Exercise directions: Exclude the pictures; give every entry again exactly as written.

┌──

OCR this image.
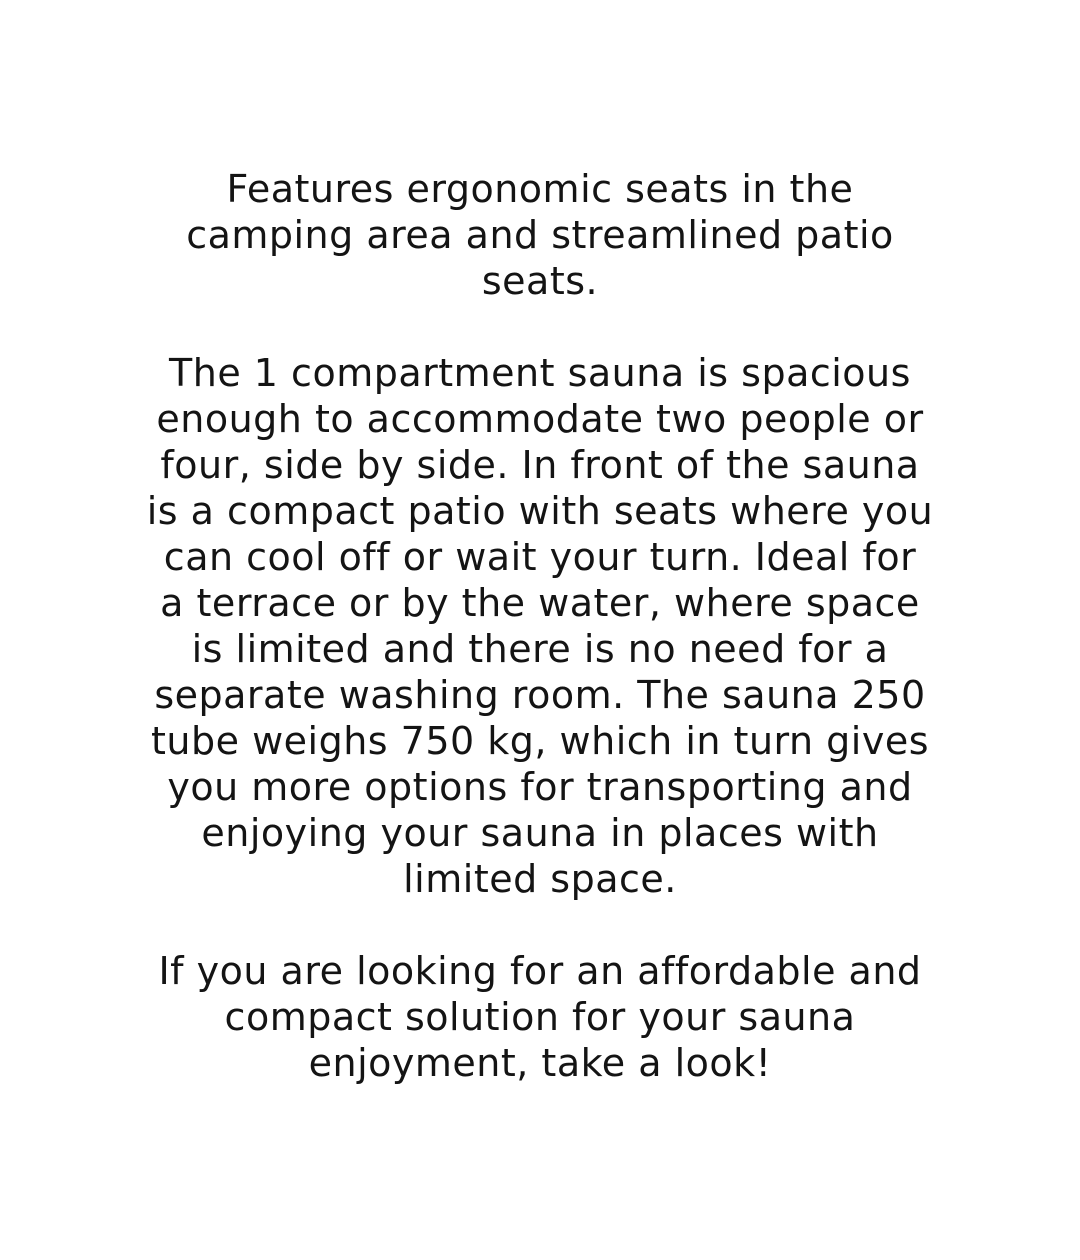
Features ergonomic seats in the
camping area and streamlined patio
seats.

The 1 compartment sauna is spacious
enough to accommodate two people or
four, side by side. In front of the sauna
is a compact patio with seats where you
can cool off or wait your turn. Ideal for
a terrace or by the water, where space
is limited and there is no need for a
separate washing room. The sauna 250
tube weighs 750 kg, which in turn gives
you more options for transporting and
enjoying your sauna in places with
limited space.

If you are looking for an affordable and
compact solution for your sauna
enjoyment, take a look!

└──

Correct response:
OCR this image.
Features ergonomic seats in the
camping area and streamlined patio
seats.

The 1 compartment sauna is spacious
enough to accommodate two people or
four, side by side. In front of the sauna
is a compact patio with seats where you
can cool off or wait your turn. Ideal for
a terrace or by the water, where space
is limited and there is no need for a
separate washing room. The sauna 250
tube weighs 750 kg, which in turn gives
you more options for transporting and
enjoying your sauna in places with
limited space.

If you are looking for an affordable and
compact solution for your sauna
enjoyment, take a look!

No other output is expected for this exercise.